Scan the entries below for the word "социальной". Copy each line that has it.

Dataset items
======
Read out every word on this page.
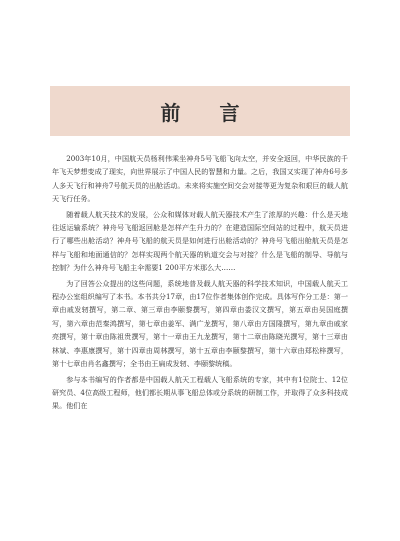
前 言

2003年10月，中国航天员杨利伟乘坐神舟5号飞船飞向太空，并安全返回，中华民族的千年飞天梦想变成了现实，向世界展示了中国人民的智慧和力量。之后，我国又实现了神舟6号多人多天飞行和神舟7号航天员的出舱活动。未来将实施空间交会对接等更为复杂和艰巨的载人航天飞行任务。

随着载人航天技术的发展，公众和媒体对载人航天器技术产生了浓厚的兴趣：什么是天地往返运输系统？神舟号飞船返回舱是怎样产生升力的？在建造国际空间站的过程中，航天员进行了哪些出舱活动？神舟号飞船的航天员是如何进行出舱活动的？神舟号飞船出舱航天员是怎样与飞船和地面通信的？怎样实现两个航天器的轨道交会与对接？什么是飞船的制导、导航与控制？为什么神舟号飞船主伞需要1 200平方米那么大……

为了回答公众提出的这些问题，系统地普及载人航天器的科学技术知识，中国载人航天工程办公室组织编写了本书。本书共分17章，由17位作者集体创作完成。具体写作分工是：第一章由戚发轫撰写，第二章、第三章由李颐黎撰写，第四章由娄汉文撰写，第五章由吴国庭撰写，第六章由范秦鸿撰写，第七章由姜军、满广龙撰写，第八章由方国隆撰写，第九章由戚家亮撰写，第十章由陈祖贵撰写，第十一章由王九龙撰写，第十二章由陈晓光撰写，第十三章由林斌、李惠康撰写，第十四章由周林撰写，第十五章由李颐黎撰写，第十六章由郑松梓撰写，第十七章由肖名鑫撰写；全书由王扁成发轫、李颐黎统稿。

参与本书编写的作者都是中国载人航天工程载人飞船系统的专家，其中有1位院士、12位研究员、4位高级工程师，他们都长期从事飞船总体或分系统的研制工作，并取得了众多科技成果。他们在
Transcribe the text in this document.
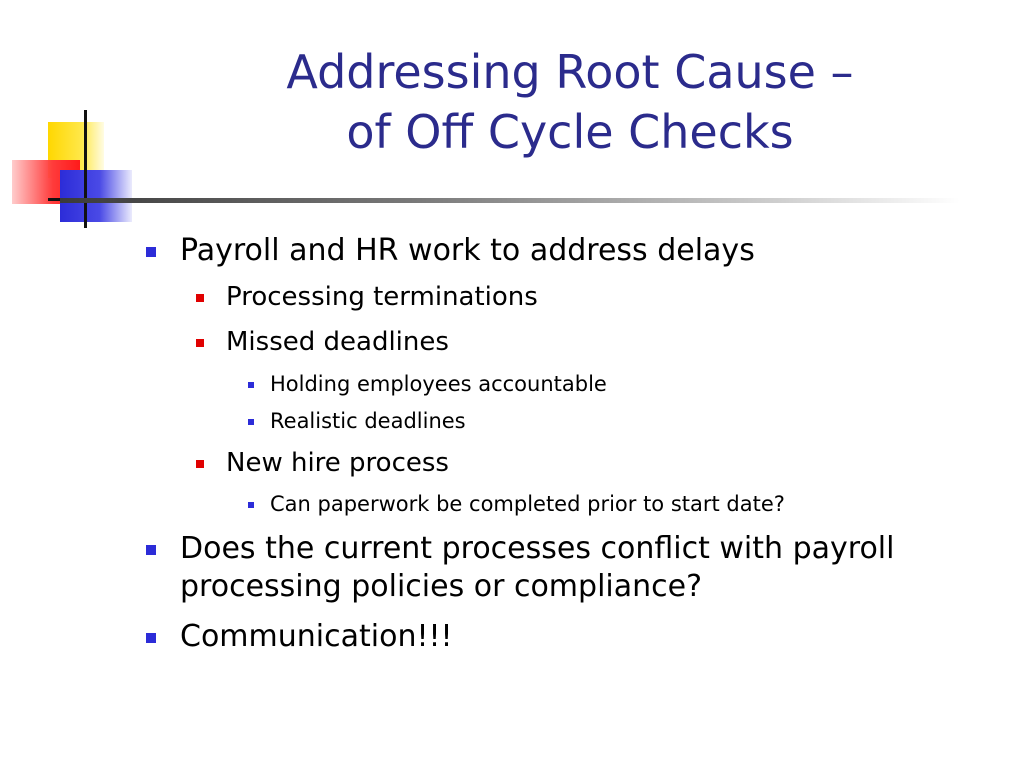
Addressing Root Cause –
of Off Cycle Checks
Payroll and HR work to address delays
Processing terminations
Missed deadlines
Holding employees accountable
Realistic deadlines
New hire process
Can paperwork be completed prior to start date?
Does the current processes conflict with payroll processing policies or compliance?
Communication!!!
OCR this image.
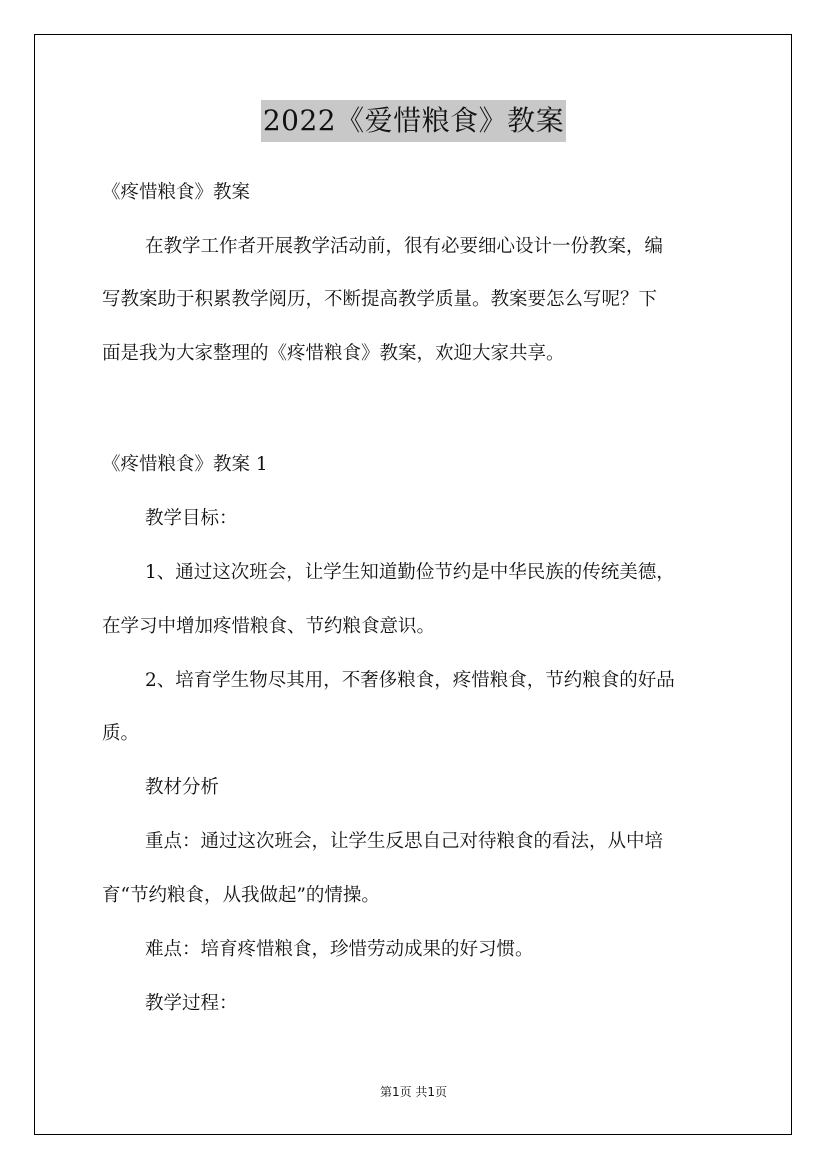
2022《爱惜粮食》教案
《疼惜粮食》教案
在教学工作者开展教学活动前，很有必要细心设计一份教案，编
写教案助于积累教学阅历，不断提高教学质量。教案要怎么写呢？下
面是我为大家整理的《疼惜粮食》教案，欢迎大家共享。
《疼惜粮食》教案 1
教学目标：
1、通过这次班会，让学生知道勤俭节约是中华民族的传统美德，
在学习中增加疼惜粮食、节约粮食意识。
2、培育学生物尽其用，不奢侈粮食，疼惜粮食，节约粮食的好品
质。
教材分析
重点：通过这次班会，让学生反思自己对待粮食的看法，从中培
育“节约粮食，从我做起”的情操。
难点：培育疼惜粮食，珍惜劳动成果的好习惯。
教学过程：
第1页 共1页
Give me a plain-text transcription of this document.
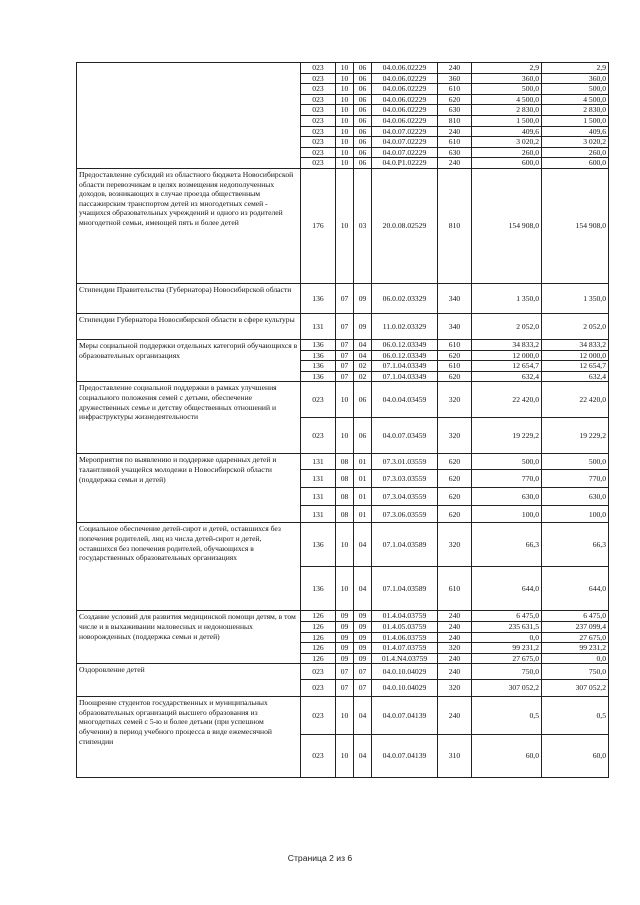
	023	10	06	04.0.06.02229	240	2,9	2,9
	023	10	06	04.0.06.02229	360	360,0	360,0
	023	10	06	04.0.06.02229	610	500,0	500,0
	023	10	06	04.0.06.02229	620	4 500,0	4 500,0
	023	10	06	04.0.06.02229	630	2 830,0	2 830,0
	023	10	06	04.0.06.02229	810	1 500,0	1 500,0
	023	10	06	04.0.07.02229	240	409,6	409,6
	023	10	06	04.0.07.02229	610	3 020,2	3 020,2
	023	10	06	04.0.07.02229	630	260,0	260,0
	023	10	06	04.0.P1.02229	240	600,0	600,0
Предоставление субсидий из областного бюджета Новосибирской области перевозчикам в целях возмещения недополученных доходов, возникающих в случае проезда общественным пассажирским транспортом детей из многодетных семей - учащихся образовательных учреждений и одного из родителей многодетной семьи, имеющей пять и более детей	176	10	03	20.0.08.02529	810	154 908,0	154 908,0
Стипендии Правительства (Губернатора) Новосибирской области	136	07	09	06.0.02.03329	340	1 350,0	1 350,0
Стипендии Губернатора Новосибирской области в сфере культуры	131	07	09	11.0.02.03329	340	2 052,0	2 052,0
Меры социальной поддержки отдельных категорий обучающихся в образовательных организациях	136	07	04	06.0.12.03349	610	34 833,2	34 833,2
	136	07	04	06.0.12.03349	620	12 000,0	12 000,0
	136	07	02	07.1.04.03349	610	12 654,7	12 654,7
	136	07	02	07.1.04.03349	620	632,4	632,4
Предоставление социальной поддержки в рамках улучшения социального положения семей с детьми, обеспечение дружественных семье и детству общественных отношений и инфраструктуры жизнедеятельности	023	10	06	04.0.04.03459	320	22 420,0	22 420,0
	023	10	06	04.0.07.03459	320	19 229,2	19 229,2
Мероприятия по выявлению и поддержке одаренных детей и талантливой учащейся молодежи в Новосибирской области (поддержка семьи и детей)	131	08	01	07.3.01.03559	620	500,0	500,0
	131	08	01	07.3.03.03559	620	770,0	770,0
	131	08	01	07.3.04.03559	620	630,0	630,0
	131	08	01	07.3.06.03559	620	100,0	100,0
Социальное обеспечение детей-сирот и детей, оставшихся без попечения родителей, лиц из числа детей-сирот и детей, оставшихся без попечения родителей, обучающихся в государственных образовательных организациях	136	10	04	07.1.04.03589	320	66,3	66,3
	136	10	04	07.1.04.03589	610	644,0	644,0
Создание условий для развития медицинской помощи детям, в том числе и в выхаживании маловесных и недоношенных новорожденных (поддержка семьи и детей)	126	09	09	01.4.04.03759	240	6 475,0	6 475,0
	126	09	09	01.4.05.03759	240	235 631,5	237 099,4
	126	09	09	01.4.06.03759	240	0,0	27 675,0
	126	09	09	01.4.07.03759	320	99 231,2	99 231,2
	126	09	09	01.4.N4.03759	240	27 675,0	0,0
Оздоровление детей	023	07	07	04.0.10.04029	240	750,0	750,0
	023	07	07	04.0.10.04029	320	307 052,2	307 052,2
Поощрение студентов государственных и муниципальных образовательных организаций высшего образования из многодетных семей с 5-ю и более детьми (при успешном обучении) в период учебного процесса в виде ежемесячной стипендии	023	10	04	04.0.07.04139	240	0,5	0,5
	023	10	04	04.0.07.04139	310	60,0	60,0
Страница 2 из 6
======
| PROBLEM SOLUTION |
Меры социальной поддержки отдельных категорий обучающихся в образовательных организациях	136	07	04	06.0.12.03349	610	34 833,2	34 833,2
Предоставление социальной поддержки в рамках улучшения социального положения семей с детьми, обеспечение дружественных семье и детству общественных отношений и инфраструктуры жизнедеятельности	023	10	06	04.0.04.03459	320	22 420,0	22 420,0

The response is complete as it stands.